== SUPPLIED DATA ==

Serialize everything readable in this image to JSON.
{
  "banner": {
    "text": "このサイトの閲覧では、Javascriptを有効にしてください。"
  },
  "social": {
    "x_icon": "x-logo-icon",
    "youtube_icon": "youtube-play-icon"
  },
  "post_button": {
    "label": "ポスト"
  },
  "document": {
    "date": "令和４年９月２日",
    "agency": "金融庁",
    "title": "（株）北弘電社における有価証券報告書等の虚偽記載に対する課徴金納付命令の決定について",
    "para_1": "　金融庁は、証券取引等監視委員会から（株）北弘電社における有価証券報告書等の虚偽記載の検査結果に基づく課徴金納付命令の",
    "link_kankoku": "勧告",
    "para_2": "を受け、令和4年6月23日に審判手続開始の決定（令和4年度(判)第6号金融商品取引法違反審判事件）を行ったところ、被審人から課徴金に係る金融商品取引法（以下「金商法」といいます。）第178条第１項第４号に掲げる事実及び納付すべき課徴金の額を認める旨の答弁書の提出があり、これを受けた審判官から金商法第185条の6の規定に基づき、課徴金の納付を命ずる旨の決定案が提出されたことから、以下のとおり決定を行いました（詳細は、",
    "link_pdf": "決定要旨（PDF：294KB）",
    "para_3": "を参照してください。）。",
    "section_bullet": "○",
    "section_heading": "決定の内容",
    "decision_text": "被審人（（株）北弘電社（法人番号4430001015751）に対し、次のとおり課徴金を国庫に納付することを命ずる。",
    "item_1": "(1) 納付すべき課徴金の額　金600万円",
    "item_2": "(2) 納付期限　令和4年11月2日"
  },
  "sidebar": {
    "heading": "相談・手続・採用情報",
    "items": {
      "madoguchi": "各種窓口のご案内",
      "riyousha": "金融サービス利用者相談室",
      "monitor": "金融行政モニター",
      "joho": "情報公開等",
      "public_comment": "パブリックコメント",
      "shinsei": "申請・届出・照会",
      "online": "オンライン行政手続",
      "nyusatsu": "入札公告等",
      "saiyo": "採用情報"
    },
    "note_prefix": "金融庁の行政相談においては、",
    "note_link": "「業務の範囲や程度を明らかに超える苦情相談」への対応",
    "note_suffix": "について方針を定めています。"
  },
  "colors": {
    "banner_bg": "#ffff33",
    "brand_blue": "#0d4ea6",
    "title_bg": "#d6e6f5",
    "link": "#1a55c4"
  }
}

===

→ WHAT IS ASKED
Your task is to repeat the data exactly; please include every line.

→ EXERCISE RESULT
Serialize everything readable in this image to JSON.
{
  "banner": {
    "text": "このサイトの閲覧では、Javascriptを有効にしてください。"
  },
  "social": {
    "x_icon": "x-logo-icon",
    "youtube_icon": "youtube-play-icon"
  },
  "post_button": {
    "label": "ポスト"
  },
  "document": {
    "date": "令和４年９月２日",
    "agency": "金融庁",
    "title": "（株）北弘電社における有価証券報告書等の虚偽記載に対する課徴金納付命令の決定について",
    "para_1": "　金融庁は、証券取引等監視委員会から（株）北弘電社における有価証券報告書等の虚偽記載の検査結果に基づく課徴金納付命令の",
    "link_kankoku": "勧告",
    "para_2": "を受け、令和4年6月23日に審判手続開始の決定（令和4年度(判)第6号金融商品取引法違反審判事件）を行ったところ、被審人から課徴金に係る金融商品取引法（以下「金商法」といいます。）第178条第１項第４号に掲げる事実及び納付すべき課徴金の額を認める旨の答弁書の提出があり、これを受けた審判官から金商法第185条の6の規定に基づき、課徴金の納付を命ずる旨の決定案が提出されたことから、以下のとおり決定を行いました（詳細は、",
    "link_pdf": "決定要旨（PDF：294KB）",
    "para_3": "を参照してください。）。",
    "section_bullet": "○",
    "section_heading": "決定の内容",
    "decision_text": "被審人（（株）北弘電社（法人番号4430001015751）に対し、次のとおり課徴金を国庫に納付することを命ずる。",
    "item_1": "(1) 納付すべき課徴金の額　金600万円",
    "item_2": "(2) 納付期限　令和4年11月2日"
  },
  "sidebar": {
    "heading": "相談・手続・採用情報",
    "items": {
      "madoguchi": "各種窓口のご案内",
      "riyousha": "金融サービス利用者相談室",
      "monitor": "金融行政モニター",
      "joho": "情報公開等",
      "public_comment": "パブリックコメント",
      "shinsei": "申請・届出・照会",
      "online": "オンライン行政手続",
      "nyusatsu": "入札公告等",
      "saiyo": "採用情報"
    },
    "note_prefix": "金融庁の行政相談においては、",
    "note_link": "「業務の範囲や程度を明らかに超える苦情相談」への対応",
    "note_suffix": "について方針を定めています。"
  },
  "colors": {
    "banner_bg": "#ffff33",
    "brand_blue": "#0d4ea6",
    "title_bg": "#d6e6f5",
    "link": "#1a55c4"
  }
}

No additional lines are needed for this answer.